::: EXTRACTED RECORDS :::
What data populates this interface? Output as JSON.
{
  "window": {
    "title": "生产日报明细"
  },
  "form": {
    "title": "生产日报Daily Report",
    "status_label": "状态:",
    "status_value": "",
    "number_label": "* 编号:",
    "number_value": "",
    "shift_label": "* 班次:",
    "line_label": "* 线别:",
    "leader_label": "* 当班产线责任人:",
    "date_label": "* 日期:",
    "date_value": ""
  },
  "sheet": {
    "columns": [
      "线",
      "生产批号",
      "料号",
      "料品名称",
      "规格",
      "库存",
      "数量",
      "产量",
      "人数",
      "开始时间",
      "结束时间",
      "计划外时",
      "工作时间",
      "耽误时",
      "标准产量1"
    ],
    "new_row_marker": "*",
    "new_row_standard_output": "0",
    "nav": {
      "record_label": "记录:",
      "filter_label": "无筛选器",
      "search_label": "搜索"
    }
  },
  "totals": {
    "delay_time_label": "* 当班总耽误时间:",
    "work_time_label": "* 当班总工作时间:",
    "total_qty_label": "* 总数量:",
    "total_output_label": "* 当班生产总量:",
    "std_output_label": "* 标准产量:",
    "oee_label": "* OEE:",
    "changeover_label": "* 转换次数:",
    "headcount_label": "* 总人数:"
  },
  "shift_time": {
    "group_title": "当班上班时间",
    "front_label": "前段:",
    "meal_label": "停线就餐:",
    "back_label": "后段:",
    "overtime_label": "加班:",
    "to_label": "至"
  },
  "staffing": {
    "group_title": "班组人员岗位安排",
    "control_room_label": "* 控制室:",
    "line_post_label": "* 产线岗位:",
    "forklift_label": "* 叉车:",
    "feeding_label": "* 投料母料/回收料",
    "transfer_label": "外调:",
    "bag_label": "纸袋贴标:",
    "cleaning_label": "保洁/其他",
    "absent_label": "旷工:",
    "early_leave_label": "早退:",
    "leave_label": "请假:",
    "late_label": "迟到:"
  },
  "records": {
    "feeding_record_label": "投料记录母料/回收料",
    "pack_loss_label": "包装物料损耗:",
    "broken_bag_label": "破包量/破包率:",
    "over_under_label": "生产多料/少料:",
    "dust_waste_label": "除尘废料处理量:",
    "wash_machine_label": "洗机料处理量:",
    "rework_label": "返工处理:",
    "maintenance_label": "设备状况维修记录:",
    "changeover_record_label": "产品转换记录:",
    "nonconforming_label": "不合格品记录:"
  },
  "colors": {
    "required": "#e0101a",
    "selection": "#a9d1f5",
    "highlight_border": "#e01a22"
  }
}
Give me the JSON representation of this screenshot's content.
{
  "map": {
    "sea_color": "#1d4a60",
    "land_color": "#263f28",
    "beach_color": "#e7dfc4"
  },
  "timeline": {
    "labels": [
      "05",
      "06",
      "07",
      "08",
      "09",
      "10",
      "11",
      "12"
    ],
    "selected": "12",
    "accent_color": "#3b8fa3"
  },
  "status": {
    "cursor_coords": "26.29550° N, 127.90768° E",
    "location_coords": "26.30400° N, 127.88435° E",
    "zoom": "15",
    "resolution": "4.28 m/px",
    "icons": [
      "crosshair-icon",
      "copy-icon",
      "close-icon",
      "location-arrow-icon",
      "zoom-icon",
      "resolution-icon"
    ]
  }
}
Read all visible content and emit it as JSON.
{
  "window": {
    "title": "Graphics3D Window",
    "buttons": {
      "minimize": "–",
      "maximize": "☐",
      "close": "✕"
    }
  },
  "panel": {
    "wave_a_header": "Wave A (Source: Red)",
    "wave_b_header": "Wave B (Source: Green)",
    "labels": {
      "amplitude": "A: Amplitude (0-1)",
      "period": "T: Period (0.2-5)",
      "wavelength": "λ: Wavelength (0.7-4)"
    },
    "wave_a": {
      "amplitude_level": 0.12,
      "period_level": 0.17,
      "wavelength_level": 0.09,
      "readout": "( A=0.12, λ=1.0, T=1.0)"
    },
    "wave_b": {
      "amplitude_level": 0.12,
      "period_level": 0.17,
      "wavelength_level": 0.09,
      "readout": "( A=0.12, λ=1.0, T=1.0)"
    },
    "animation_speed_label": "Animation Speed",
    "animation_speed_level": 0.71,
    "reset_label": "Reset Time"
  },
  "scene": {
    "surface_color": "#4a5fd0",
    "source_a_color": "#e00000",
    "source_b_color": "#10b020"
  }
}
:::
[GOAL] Give the records above again, word for word.

[ANSWER TO THIS EXERCISE]
What data populates this interface? Output as JSON.
{
  "window": {
    "title": "生产日报明细"
  },
  "form": {
    "title": "生产日报Daily Report",
    "status_label": "状态:",
    "status_value": "",
    "number_label": "* 编号:",
    "number_value": "",
    "shift_label": "* 班次:",
    "line_label": "* 线别:",
    "leader_label": "* 当班产线责任人:",
    "date_label": "* 日期:",
    "date_value": ""
  },
  "sheet": {
    "columns": [
      "线",
      "生产批号",
      "料号",
      "料品名称",
      "规格",
      "库存",
      "数量",
      "产量",
      "人数",
      "开始时间",
      "结束时间",
      "计划外时",
      "工作时间",
      "耽误时",
      "标准产量1"
    ],
    "new_row_marker": "*",
    "new_row_standard_output": "0",
    "nav": {
      "record_label": "记录:",
      "filter_label": "无筛选器",
      "search_label": "搜索"
    }
  },
  "totals": {
    "delay_time_label": "* 当班总耽误时间:",
    "work_time_label": "* 当班总工作时间:",
    "total_qty_label": "* 总数量:",
    "total_output_label": "* 当班生产总量:",
    "std_output_label": "* 标准产量:",
    "oee_label": "* OEE:",
    "changeover_label": "* 转换次数:",
    "headcount_label": "* 总人数:"
  },
  "shift_time": {
    "group_title": "当班上班时间",
    "front_label": "前段:",
    "meal_label": "停线就餐:",
    "back_label": "后段:",
    "overtime_label": "加班:",
    "to_label": "至"
  },
  "staffing": {
    "group_title": "班组人员岗位安排",
    "control_room_label": "* 控制室:",
    "line_post_label": "* 产线岗位:",
    "forklift_label": "* 叉车:",
    "feeding_label": "* 投料母料/回收料",
    "transfer_label": "外调:",
    "bag_label": "纸袋贴标:",
    "cleaning_label": "保洁/其他",
    "absent_label": "旷工:",
    "early_leave_label": "早退:",
    "leave_label": "请假:",
    "late_label": "迟到:"
  },
  "records": {
    "feeding_record_label": "投料记录母料/回收料",
    "pack_loss_label": "包装物料损耗:",
    "broken_bag_label": "破包量/破包率:",
    "over_under_label": "生产多料/少料:",
    "dust_waste_label": "除尘废料处理量:",
    "wash_machine_label": "洗机料处理量:",
    "rework_label": "返工处理:",
    "maintenance_label": "设备状况维修记录:",
    "changeover_record_label": "产品转换记录:",
    "nonconforming_label": "不合格品记录:"
  },
  "colors": {
    "required": "#e0101a",
    "selection": "#a9d1f5",
    "highlight_border": "#e01a22"
  }
}
Give me the JSON representation of this screenshot's content.
{
  "map": {
    "sea_color": "#1d4a60",
    "land_color": "#263f28",
    "beach_color": "#e7dfc4"
  },
  "timeline": {
    "labels": [
      "05",
      "06",
      "07",
      "08",
      "09",
      "10",
      "11",
      "12"
    ],
    "selected": "12",
    "accent_color": "#3b8fa3"
  },
  "status": {
    "cursor_coords": "26.29550° N, 127.90768° E",
    "location_coords": "26.30400° N, 127.88435° E",
    "zoom": "15",
    "resolution": "4.28 m/px",
    "icons": [
      "crosshair-icon",
      "copy-icon",
      "close-icon",
      "location-arrow-icon",
      "zoom-icon",
      "resolution-icon"
    ]
  }
}
Read all visible content and emit it as JSON.
{
  "window": {
    "title": "Graphics3D Window",
    "buttons": {
      "minimize": "–",
      "maximize": "☐",
      "close": "✕"
    }
  },
  "panel": {
    "wave_a_header": "Wave A (Source: Red)",
    "wave_b_header": "Wave B (Source: Green)",
    "labels": {
      "amplitude": "A: Amplitude (0-1)",
      "period": "T: Period (0.2-5)",
      "wavelength": "λ: Wavelength (0.7-4)"
    },
    "wave_a": {
      "amplitude_level": 0.12,
      "period_level": 0.17,
      "wavelength_level": 0.09,
      "readout": "( A=0.12, λ=1.0, T=1.0)"
    },
    "wave_b": {
      "amplitude_level": 0.12,
      "period_level": 0.17,
      "wavelength_level": 0.09,
      "readout": "( A=0.12, λ=1.0, T=1.0)"
    },
    "animation_speed_label": "Animation Speed",
    "animation_speed_level": 0.71,
    "reset_label": "Reset Time"
  },
  "scene": {
    "surface_color": "#4a5fd0",
    "source_a_color": "#e00000",
    "source_b_color": "#10b020"
  }
}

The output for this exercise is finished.